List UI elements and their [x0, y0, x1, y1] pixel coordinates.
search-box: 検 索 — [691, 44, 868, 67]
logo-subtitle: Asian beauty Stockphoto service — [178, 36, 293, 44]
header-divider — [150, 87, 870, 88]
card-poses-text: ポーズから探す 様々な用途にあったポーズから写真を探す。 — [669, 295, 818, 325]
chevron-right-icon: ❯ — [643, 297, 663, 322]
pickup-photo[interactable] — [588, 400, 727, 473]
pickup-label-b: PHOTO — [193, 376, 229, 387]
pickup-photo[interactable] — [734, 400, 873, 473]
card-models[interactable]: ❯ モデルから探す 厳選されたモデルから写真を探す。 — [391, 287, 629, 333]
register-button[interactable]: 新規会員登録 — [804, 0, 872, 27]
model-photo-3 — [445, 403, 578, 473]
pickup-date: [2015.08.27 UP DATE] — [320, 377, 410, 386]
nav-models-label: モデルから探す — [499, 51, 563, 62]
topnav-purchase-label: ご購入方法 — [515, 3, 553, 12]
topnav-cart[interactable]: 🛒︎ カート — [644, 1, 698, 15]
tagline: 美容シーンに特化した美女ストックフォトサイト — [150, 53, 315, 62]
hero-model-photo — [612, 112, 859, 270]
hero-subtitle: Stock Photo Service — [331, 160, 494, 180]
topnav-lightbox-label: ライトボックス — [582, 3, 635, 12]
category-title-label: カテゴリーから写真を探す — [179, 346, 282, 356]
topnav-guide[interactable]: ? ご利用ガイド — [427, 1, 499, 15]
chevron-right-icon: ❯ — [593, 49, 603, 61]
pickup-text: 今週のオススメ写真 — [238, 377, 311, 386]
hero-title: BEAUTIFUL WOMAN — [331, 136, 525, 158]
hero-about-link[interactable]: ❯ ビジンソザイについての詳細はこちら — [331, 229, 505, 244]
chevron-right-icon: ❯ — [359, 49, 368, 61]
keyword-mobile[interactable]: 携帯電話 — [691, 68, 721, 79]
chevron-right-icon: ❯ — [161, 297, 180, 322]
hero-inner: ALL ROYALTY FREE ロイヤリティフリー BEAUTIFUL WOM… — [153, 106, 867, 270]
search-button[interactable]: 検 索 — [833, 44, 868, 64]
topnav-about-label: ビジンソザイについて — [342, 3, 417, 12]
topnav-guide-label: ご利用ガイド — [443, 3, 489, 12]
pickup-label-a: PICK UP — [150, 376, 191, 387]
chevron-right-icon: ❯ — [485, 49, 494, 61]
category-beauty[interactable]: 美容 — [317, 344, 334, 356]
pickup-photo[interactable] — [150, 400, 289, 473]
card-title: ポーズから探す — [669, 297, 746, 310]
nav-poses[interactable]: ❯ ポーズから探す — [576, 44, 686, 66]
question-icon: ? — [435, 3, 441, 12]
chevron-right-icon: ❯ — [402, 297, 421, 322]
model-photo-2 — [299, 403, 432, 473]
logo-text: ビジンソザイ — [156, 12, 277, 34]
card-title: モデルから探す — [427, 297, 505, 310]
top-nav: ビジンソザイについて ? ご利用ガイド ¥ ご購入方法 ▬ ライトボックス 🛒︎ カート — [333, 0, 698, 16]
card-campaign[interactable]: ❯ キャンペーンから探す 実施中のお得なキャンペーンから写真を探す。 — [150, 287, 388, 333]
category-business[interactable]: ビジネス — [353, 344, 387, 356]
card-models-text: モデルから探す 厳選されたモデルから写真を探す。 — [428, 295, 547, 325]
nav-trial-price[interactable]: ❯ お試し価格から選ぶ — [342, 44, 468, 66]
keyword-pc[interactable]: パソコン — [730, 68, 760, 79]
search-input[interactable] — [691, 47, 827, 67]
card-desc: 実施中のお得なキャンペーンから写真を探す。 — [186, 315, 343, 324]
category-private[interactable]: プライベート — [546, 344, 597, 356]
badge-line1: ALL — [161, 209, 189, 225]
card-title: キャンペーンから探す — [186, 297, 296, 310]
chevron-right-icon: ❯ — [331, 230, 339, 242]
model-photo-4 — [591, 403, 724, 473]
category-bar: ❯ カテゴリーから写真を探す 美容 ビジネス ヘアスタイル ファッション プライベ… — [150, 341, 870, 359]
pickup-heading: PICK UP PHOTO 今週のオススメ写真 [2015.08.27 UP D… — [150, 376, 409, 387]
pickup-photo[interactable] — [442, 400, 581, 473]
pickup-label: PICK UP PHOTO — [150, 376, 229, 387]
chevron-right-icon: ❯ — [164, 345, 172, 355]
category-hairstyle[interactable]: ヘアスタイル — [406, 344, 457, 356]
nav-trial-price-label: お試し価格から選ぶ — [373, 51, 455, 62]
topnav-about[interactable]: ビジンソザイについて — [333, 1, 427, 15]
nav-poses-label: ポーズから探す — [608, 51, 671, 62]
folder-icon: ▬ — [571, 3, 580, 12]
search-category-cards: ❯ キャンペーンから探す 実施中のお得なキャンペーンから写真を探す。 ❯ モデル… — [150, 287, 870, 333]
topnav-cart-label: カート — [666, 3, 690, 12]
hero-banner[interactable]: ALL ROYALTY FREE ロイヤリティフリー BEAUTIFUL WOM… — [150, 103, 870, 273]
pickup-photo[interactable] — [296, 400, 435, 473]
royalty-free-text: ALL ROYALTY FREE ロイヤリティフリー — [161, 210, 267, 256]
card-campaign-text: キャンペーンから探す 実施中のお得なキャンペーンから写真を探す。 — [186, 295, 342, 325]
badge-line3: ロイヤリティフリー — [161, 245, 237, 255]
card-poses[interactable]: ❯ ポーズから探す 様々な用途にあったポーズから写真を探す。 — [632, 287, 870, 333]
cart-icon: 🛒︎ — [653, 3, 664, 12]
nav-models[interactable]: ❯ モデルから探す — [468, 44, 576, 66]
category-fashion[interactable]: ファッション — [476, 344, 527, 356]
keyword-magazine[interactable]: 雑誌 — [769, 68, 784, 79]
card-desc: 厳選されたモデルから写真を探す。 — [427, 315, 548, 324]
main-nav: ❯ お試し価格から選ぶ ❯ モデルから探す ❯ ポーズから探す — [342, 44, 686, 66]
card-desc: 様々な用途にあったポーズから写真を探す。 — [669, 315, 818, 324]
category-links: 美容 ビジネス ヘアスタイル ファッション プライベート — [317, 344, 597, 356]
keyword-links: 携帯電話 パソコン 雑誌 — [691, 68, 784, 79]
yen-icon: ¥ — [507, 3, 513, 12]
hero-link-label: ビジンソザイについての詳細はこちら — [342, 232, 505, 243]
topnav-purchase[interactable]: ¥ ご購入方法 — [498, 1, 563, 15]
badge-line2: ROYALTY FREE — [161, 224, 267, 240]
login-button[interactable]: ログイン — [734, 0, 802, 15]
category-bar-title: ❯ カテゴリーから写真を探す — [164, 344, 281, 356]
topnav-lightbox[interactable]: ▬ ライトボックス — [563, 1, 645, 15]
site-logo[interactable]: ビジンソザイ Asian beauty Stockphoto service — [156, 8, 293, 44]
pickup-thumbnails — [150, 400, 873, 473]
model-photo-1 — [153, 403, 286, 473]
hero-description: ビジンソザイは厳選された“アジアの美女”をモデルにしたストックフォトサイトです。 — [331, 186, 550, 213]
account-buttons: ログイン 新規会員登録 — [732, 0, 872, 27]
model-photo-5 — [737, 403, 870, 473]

What the exercise asks: Reproduce the data above with every "chevron-right-icon" switched to "arrow-right-icon", leaving everything else unchanged.

Exercise answer:
List UI elements and their [x0, y0, x1, y1] pixel coordinates.
search-box: 検 索 — [691, 44, 868, 67]
logo-subtitle: Asian beauty Stockphoto service — [178, 36, 293, 44]
header-divider — [150, 87, 870, 88]
card-poses-text: ポーズから探す 様々な用途にあったポーズから写真を探す。 — [669, 295, 818, 325]
arrow-right-icon: ❯ — [643, 297, 663, 322]
pickup-photo[interactable] — [588, 400, 727, 473]
pickup-label-b: PHOTO — [193, 376, 229, 387]
pickup-photo[interactable] — [734, 400, 873, 473]
card-models[interactable]: ❯ モデルから探す 厳選されたモデルから写真を探す。 — [391, 287, 629, 333]
register-button[interactable]: 新規会員登録 — [804, 0, 872, 27]
model-photo-3 — [445, 403, 578, 473]
pickup-date: [2015.08.27 UP DATE] — [320, 377, 410, 386]
nav-models-label: モデルから探す — [499, 51, 563, 62]
topnav-purchase-label: ご購入方法 — [515, 3, 553, 12]
topnav-cart[interactable]: 🛒︎ カート — [644, 1, 698, 15]
tagline: 美容シーンに特化した美女ストックフォトサイト — [150, 53, 315, 62]
hero-model-photo — [612, 112, 859, 270]
hero-subtitle: Stock Photo Service — [331, 160, 494, 180]
topnav-lightbox-label: ライトボックス — [582, 3, 635, 12]
category-title-label: カテゴリーから写真を探す — [179, 346, 282, 356]
topnav-guide[interactable]: ? ご利用ガイド — [427, 1, 499, 15]
arrow-right-icon: ❯ — [593, 49, 603, 61]
pickup-text: 今週のオススメ写真 — [238, 377, 311, 386]
hero-title: BEAUTIFUL WOMAN — [331, 136, 525, 158]
hero-about-link[interactable]: ❯ ビジンソザイについての詳細はこちら — [331, 229, 505, 244]
arrow-right-icon: ❯ — [359, 49, 368, 61]
keyword-mobile[interactable]: 携帯電話 — [691, 68, 721, 79]
arrow-right-icon: ❯ — [161, 297, 180, 322]
hero-inner: ALL ROYALTY FREE ロイヤリティフリー BEAUTIFUL WOM… — [153, 106, 867, 270]
search-button[interactable]: 検 索 — [833, 44, 868, 64]
topnav-about-label: ビジンソザイについて — [342, 3, 417, 12]
topnav-guide-label: ご利用ガイド — [443, 3, 489, 12]
pickup-label-a: PICK UP — [150, 376, 191, 387]
arrow-right-icon: ❯ — [485, 49, 494, 61]
category-beauty[interactable]: 美容 — [317, 344, 334, 356]
pickup-photo[interactable] — [150, 400, 289, 473]
card-title: ポーズから探す — [669, 297, 746, 310]
nav-poses[interactable]: ❯ ポーズから探す — [576, 44, 686, 66]
question-icon: ? — [435, 3, 441, 12]
arrow-right-icon: ❯ — [402, 297, 421, 322]
model-photo-2 — [299, 403, 432, 473]
logo-text: ビジンソザイ — [156, 12, 277, 34]
card-title: モデルから探す — [427, 297, 505, 310]
top-nav: ビジンソザイについて ? ご利用ガイド ¥ ご購入方法 ▬ ライトボックス 🛒︎ カート — [333, 0, 698, 16]
card-campaign[interactable]: ❯ キャンペーンから探す 実施中のお得なキャンペーンから写真を探す。 — [150, 287, 388, 333]
category-business[interactable]: ビジネス — [353, 344, 387, 356]
card-models-text: モデルから探す 厳選されたモデルから写真を探す。 — [428, 295, 547, 325]
nav-trial-price[interactable]: ❯ お試し価格から選ぶ — [342, 44, 468, 66]
keyword-pc[interactable]: パソコン — [730, 68, 760, 79]
search-input[interactable] — [691, 47, 827, 67]
card-desc: 実施中のお得なキャンペーンから写真を探す。 — [186, 315, 343, 324]
category-private[interactable]: プライベート — [546, 344, 597, 356]
badge-line1: ALL — [161, 209, 189, 225]
card-title: キャンペーンから探す — [186, 297, 296, 310]
arrow-right-icon: ❯ — [331, 230, 339, 242]
model-photo-4 — [591, 403, 724, 473]
category-bar: ❯ カテゴリーから写真を探す 美容 ビジネス ヘアスタイル ファッション プライベ… — [150, 341, 870, 359]
pickup-heading: PICK UP PHOTO 今週のオススメ写真 [2015.08.27 UP D… — [150, 376, 409, 387]
pickup-photo[interactable] — [442, 400, 581, 473]
pickup-label: PICK UP PHOTO — [150, 376, 229, 387]
arrow-right-icon: ❯ — [164, 345, 172, 355]
category-hairstyle[interactable]: ヘアスタイル — [406, 344, 457, 356]
nav-trial-price-label: お試し価格から選ぶ — [373, 51, 455, 62]
topnav-about[interactable]: ビジンソザイについて — [333, 1, 427, 15]
nav-poses-label: ポーズから探す — [608, 51, 671, 62]
folder-icon: ▬ — [571, 3, 580, 12]
search-category-cards: ❯ キャンペーンから探す 実施中のお得なキャンペーンから写真を探す。 ❯ モデル… — [150, 287, 870, 333]
topnav-cart-label: カート — [666, 3, 690, 12]
hero-banner[interactable]: ALL ROYALTY FREE ロイヤリティフリー BEAUTIFUL WOM… — [150, 103, 870, 273]
pickup-photo[interactable] — [296, 400, 435, 473]
royalty-free-text: ALL ROYALTY FREE ロイヤリティフリー — [161, 210, 267, 256]
card-campaign-text: キャンペーンから探す 実施中のお得なキャンペーンから写真を探す。 — [186, 295, 342, 325]
badge-line3: ロイヤリティフリー — [161, 245, 237, 255]
card-poses[interactable]: ❯ ポーズから探す 様々な用途にあったポーズから写真を探す。 — [632, 287, 870, 333]
cart-icon: 🛒︎ — [653, 3, 664, 12]
nav-models[interactable]: ❯ モデルから探す — [468, 44, 576, 66]
category-fashion[interactable]: ファッション — [476, 344, 527, 356]
keyword-magazine[interactable]: 雑誌 — [769, 68, 784, 79]
card-desc: 厳選されたモデルから写真を探す。 — [427, 315, 548, 324]
main-nav: ❯ お試し価格から選ぶ ❯ モデルから探す ❯ ポーズから探す — [342, 44, 686, 66]
card-desc: 様々な用途にあったポーズから写真を探す。 — [669, 315, 818, 324]
category-links: 美容 ビジネス ヘアスタイル ファッション プライベート — [317, 344, 597, 356]
keyword-links: 携帯電話 パソコン 雑誌 — [691, 68, 784, 79]
yen-icon: ¥ — [507, 3, 513, 12]
hero-link-label: ビジンソザイについての詳細はこちら — [342, 232, 505, 243]
topnav-purchase[interactable]: ¥ ご購入方法 — [498, 1, 563, 15]
badge-line2: ROYALTY FREE — [161, 224, 267, 240]
login-button[interactable]: ログイン — [734, 0, 802, 15]
category-bar-title: ❯ カテゴリーから写真を探す — [164, 344, 281, 356]
topnav-lightbox[interactable]: ▬ ライトボックス — [563, 1, 645, 15]
site-logo[interactable]: ビジンソザイ Asian beauty Stockphoto service — [156, 8, 293, 44]
pickup-thumbnails — [150, 400, 873, 473]
model-photo-1 — [153, 403, 286, 473]
hero-description: ビジンソザイは厳選された“アジアの美女”をモデルにしたストックフォトサイトです。 — [331, 186, 550, 213]
account-buttons: ログイン 新規会員登録 — [732, 0, 872, 27]
model-photo-5 — [737, 403, 870, 473]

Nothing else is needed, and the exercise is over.